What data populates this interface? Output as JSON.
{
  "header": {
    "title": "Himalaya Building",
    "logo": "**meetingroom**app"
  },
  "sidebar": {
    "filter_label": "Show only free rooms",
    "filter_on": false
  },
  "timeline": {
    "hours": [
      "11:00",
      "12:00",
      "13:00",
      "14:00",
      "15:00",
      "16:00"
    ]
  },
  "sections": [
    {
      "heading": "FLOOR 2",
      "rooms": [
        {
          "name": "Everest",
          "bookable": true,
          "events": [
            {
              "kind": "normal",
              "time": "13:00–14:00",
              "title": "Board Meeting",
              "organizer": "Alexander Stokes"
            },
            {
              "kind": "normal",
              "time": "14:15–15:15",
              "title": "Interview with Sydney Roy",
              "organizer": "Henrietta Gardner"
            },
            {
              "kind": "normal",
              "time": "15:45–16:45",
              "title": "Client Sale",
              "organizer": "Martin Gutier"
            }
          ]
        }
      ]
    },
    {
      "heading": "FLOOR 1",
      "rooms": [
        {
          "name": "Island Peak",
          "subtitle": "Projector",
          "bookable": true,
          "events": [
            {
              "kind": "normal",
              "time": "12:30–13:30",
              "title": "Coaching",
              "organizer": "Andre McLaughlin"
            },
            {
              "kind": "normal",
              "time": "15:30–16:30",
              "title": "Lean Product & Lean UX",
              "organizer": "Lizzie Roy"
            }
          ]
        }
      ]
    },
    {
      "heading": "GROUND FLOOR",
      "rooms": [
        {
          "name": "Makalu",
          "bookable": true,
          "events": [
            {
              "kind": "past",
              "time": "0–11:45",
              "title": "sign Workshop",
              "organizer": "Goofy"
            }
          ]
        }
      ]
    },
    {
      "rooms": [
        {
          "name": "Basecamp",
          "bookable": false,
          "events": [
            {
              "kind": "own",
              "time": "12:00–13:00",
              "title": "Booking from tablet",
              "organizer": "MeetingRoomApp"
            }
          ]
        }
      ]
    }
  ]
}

-----

SHORT EXERCISE ▸
Every entry should be printed again exactly as written.

ANSWER BELOW ▸
What data populates this interface? Output as JSON.
{
  "header": {
    "title": "Himalaya Building",
    "logo": "**meetingroom**app"
  },
  "sidebar": {
    "filter_label": "Show only free rooms",
    "filter_on": false
  },
  "timeline": {
    "hours": [
      "11:00",
      "12:00",
      "13:00",
      "14:00",
      "15:00",
      "16:00"
    ]
  },
  "sections": [
    {
      "heading": "FLOOR 2",
      "rooms": [
        {
          "name": "Everest",
          "bookable": true,
          "events": [
            {
              "kind": "normal",
              "time": "13:00–14:00",
              "title": "Board Meeting",
              "organizer": "Alexander Stokes"
            },
            {
              "kind": "normal",
              "time": "14:15–15:15",
              "title": "Interview with Sydney Roy",
              "organizer": "Henrietta Gardner"
            },
            {
              "kind": "normal",
              "time": "15:45–16:45",
              "title": "Client Sale",
              "organizer": "Martin Gutier"
            }
          ]
        }
      ]
    },
    {
      "heading": "FLOOR 1",
      "rooms": [
        {
          "name": "Island Peak",
          "subtitle": "Projector",
          "bookable": true,
          "events": [
            {
              "kind": "normal",
              "time": "12:30–13:30",
              "title": "Coaching",
              "organizer": "Andre McLaughlin"
            },
            {
              "kind": "normal",
              "time": "15:30–16:30",
              "title": "Lean Product & Lean UX",
              "organizer": "Lizzie Roy"
            }
          ]
        }
      ]
    },
    {
      "heading": "GROUND FLOOR",
      "rooms": [
        {
          "name": "Makalu",
          "bookable": true,
          "events": [
            {
              "kind": "past",
              "time": "0–11:45",
              "title": "sign Workshop",
              "organizer": "Goofy"
            }
          ]
        }
      ]
    },
    {
      "rooms": [
        {
          "name": "Basecamp",
          "bookable": false,
          "events": [
            {
              "kind": "own",
              "time": "12:00–13:00",
              "title": "Booking from tablet",
              "organizer": "MeetingRoomApp"
            }
          ]
        }
      ]
    }
  ]
}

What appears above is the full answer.